Quote everything from the start of the records down to the line containing "data-label: 73% [506,490,540,509]", both ends included, with no changes.

+ + + + +

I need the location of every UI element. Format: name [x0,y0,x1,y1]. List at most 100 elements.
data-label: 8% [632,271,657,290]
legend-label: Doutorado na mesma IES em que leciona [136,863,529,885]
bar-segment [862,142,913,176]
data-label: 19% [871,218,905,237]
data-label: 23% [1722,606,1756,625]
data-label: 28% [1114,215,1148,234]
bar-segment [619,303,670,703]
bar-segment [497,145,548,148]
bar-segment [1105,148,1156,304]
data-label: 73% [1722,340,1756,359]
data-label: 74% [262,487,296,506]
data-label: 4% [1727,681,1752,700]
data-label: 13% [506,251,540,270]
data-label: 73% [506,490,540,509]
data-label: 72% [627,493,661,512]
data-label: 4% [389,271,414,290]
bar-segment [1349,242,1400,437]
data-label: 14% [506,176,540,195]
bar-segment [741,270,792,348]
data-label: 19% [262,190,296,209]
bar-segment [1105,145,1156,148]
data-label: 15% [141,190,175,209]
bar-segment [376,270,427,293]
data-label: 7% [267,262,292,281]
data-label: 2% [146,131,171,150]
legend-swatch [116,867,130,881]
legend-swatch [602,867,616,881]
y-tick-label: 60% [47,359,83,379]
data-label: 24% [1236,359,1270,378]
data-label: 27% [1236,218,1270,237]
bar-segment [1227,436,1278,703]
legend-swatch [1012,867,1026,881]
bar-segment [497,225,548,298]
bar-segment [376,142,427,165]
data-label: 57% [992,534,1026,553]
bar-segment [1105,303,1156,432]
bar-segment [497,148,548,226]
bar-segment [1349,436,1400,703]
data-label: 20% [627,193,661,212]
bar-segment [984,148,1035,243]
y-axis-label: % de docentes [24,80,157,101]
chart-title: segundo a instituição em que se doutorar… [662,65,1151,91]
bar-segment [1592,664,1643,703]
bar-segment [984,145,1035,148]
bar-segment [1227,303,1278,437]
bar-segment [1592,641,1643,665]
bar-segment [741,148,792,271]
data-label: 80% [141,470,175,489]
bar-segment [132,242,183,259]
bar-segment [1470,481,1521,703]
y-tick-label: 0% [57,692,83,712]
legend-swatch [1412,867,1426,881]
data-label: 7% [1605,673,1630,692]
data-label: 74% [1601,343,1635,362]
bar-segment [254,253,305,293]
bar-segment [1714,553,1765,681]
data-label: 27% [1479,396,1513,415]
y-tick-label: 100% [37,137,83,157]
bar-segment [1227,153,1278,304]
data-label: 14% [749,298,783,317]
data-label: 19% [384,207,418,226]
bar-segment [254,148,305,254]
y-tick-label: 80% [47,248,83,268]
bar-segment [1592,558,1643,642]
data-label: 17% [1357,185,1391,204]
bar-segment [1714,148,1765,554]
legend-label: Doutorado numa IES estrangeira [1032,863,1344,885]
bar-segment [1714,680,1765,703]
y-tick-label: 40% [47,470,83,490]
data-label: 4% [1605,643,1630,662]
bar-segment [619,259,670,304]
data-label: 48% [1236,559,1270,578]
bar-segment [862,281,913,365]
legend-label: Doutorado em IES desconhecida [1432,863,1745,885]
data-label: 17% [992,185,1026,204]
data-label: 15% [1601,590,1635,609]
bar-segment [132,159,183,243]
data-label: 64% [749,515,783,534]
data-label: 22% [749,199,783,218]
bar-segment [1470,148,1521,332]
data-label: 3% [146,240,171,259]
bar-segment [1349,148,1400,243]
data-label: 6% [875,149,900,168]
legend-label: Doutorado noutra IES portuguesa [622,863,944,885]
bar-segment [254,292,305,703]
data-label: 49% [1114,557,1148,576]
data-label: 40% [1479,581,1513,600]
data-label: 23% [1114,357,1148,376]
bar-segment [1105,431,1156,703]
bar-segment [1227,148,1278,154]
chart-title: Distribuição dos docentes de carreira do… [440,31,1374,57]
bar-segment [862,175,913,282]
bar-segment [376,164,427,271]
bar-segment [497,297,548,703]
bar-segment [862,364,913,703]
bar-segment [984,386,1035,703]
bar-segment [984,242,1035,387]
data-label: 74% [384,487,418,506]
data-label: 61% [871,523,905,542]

+ + + + +

■ The answer:
I need the location of every UI element. Format: name [x0,y0,x1,y1]. List at most 100 elements.
data-label: 8% [632,271,657,290]
legend-label: Doutorado na mesma IES em que leciona [136,863,529,885]
bar-segment [862,142,913,176]
data-label: 19% [871,218,905,237]
data-label: 23% [1722,606,1756,625]
data-label: 28% [1114,215,1148,234]
bar-segment [619,303,670,703]
bar-segment [497,145,548,148]
bar-segment [1105,148,1156,304]
data-label: 73% [1722,340,1756,359]
data-label: 74% [262,487,296,506]
data-label: 4% [1727,681,1752,700]
data-label: 13% [506,251,540,270]
data-label: 73% [506,490,540,509]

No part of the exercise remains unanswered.